** START OF Source material **
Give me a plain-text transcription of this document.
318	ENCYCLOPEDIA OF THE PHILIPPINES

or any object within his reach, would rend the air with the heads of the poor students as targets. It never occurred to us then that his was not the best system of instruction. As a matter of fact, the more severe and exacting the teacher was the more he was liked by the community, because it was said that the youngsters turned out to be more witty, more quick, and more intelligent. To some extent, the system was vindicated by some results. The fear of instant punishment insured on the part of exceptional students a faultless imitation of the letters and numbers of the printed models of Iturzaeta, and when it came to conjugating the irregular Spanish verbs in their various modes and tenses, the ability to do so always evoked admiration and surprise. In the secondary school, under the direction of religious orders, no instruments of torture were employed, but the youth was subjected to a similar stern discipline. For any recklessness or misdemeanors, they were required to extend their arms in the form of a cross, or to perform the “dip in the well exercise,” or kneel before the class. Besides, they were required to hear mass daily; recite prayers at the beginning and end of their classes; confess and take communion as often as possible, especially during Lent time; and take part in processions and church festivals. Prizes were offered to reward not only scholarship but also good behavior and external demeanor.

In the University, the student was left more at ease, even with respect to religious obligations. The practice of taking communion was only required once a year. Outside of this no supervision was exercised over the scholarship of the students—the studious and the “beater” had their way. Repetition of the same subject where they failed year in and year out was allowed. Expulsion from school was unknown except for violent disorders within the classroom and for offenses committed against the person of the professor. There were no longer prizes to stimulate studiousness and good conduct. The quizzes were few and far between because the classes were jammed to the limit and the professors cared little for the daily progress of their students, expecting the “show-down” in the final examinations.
** END OF Source material **
** START OF Source material **
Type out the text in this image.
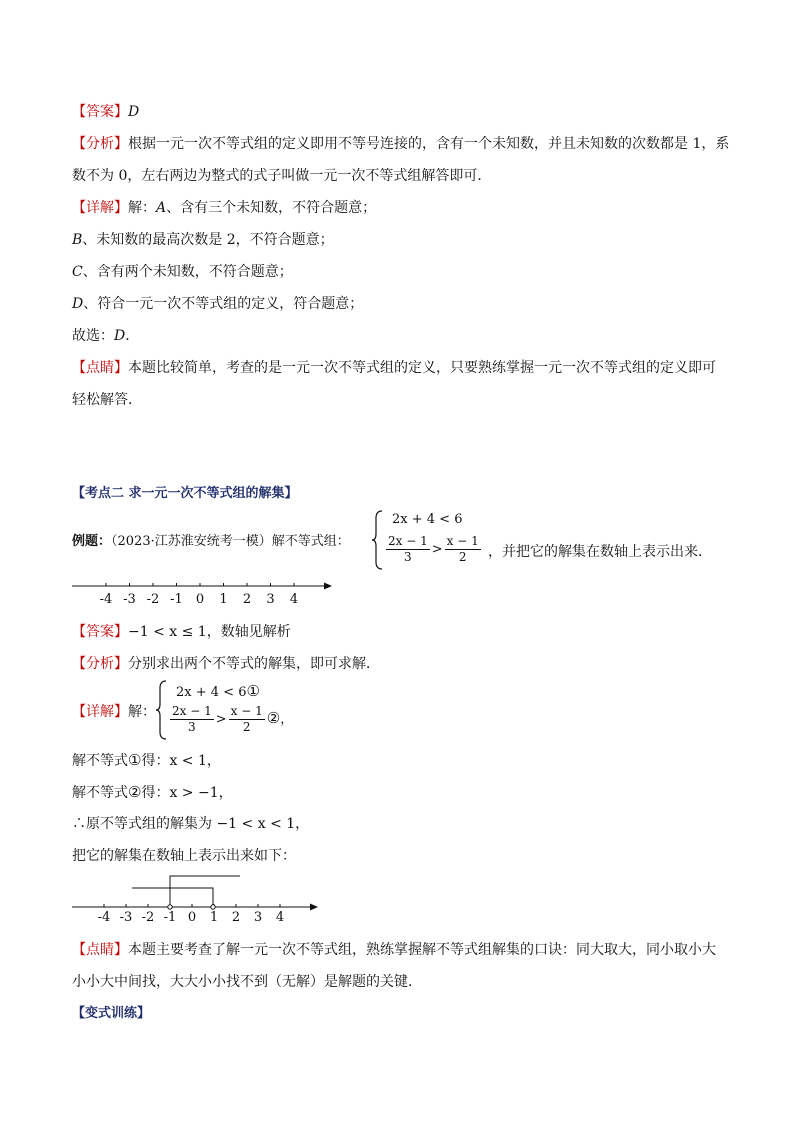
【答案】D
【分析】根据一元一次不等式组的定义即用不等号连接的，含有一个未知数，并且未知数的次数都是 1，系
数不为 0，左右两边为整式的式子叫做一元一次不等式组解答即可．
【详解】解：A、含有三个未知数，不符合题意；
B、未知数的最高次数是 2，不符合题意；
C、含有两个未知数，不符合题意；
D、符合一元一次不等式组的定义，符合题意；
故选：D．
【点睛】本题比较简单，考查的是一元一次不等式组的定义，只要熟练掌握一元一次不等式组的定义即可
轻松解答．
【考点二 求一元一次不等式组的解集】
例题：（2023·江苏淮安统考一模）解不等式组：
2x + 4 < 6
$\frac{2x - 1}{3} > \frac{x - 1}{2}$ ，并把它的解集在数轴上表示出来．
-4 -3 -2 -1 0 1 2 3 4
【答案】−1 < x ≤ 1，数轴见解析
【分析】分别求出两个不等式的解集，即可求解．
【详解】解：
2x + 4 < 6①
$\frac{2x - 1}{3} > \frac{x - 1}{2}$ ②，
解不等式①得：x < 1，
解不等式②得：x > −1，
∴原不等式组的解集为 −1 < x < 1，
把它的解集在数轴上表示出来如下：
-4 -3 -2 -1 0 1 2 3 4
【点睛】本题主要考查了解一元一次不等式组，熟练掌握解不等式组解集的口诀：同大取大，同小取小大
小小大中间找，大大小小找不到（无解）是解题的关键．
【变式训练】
** END OF Source material **
** START OF Source material **
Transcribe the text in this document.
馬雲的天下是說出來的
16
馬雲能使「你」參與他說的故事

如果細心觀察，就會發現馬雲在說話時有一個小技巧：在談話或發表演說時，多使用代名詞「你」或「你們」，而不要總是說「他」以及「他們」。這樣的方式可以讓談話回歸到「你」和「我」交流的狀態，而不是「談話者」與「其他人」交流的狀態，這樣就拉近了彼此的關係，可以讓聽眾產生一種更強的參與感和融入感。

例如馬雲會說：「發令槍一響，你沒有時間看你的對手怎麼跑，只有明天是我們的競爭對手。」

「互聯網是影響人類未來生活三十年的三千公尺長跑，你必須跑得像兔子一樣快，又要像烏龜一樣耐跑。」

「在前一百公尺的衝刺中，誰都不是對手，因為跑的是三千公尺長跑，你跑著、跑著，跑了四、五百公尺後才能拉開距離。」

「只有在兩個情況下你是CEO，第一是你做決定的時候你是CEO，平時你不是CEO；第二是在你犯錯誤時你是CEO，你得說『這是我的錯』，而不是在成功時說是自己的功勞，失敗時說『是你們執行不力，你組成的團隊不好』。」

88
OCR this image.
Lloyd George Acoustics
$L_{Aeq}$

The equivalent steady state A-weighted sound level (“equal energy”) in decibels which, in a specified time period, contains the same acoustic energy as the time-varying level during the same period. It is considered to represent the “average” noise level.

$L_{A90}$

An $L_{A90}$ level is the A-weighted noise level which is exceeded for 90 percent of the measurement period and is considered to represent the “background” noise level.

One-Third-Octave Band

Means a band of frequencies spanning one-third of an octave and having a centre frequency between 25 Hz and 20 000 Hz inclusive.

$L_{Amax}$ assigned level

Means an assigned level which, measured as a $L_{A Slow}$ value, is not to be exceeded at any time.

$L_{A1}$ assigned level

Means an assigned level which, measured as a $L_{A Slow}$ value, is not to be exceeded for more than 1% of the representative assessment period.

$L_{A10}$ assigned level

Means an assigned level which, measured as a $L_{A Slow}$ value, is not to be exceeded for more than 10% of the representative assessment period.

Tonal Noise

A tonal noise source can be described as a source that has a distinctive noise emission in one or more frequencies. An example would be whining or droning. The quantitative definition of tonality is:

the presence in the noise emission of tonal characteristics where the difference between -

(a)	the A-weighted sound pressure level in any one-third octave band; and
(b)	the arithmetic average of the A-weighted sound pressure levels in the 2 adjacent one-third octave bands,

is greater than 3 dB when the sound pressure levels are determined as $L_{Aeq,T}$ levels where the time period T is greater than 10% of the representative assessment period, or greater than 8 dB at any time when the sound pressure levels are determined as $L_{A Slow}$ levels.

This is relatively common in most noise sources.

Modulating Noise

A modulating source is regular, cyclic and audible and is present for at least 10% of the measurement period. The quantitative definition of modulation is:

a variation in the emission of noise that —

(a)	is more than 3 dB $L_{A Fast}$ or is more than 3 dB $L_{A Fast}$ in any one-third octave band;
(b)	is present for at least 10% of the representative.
** END OF Source material **
*Task description:*
In the records above, collect each line with "value".

*Response:*
Means an assigned level which, measured as a $L_{A Slow}$ value, is not to be exceeded at any time.
Means an assigned level which, measured as a $L_{A Slow}$ value, is not to be exceeded for more than 1% of the representative assessment period.
Means an assigned level which, measured as a $L_{A Slow}$ value, is not to be exceeded for more than 10% of the representative assessment period.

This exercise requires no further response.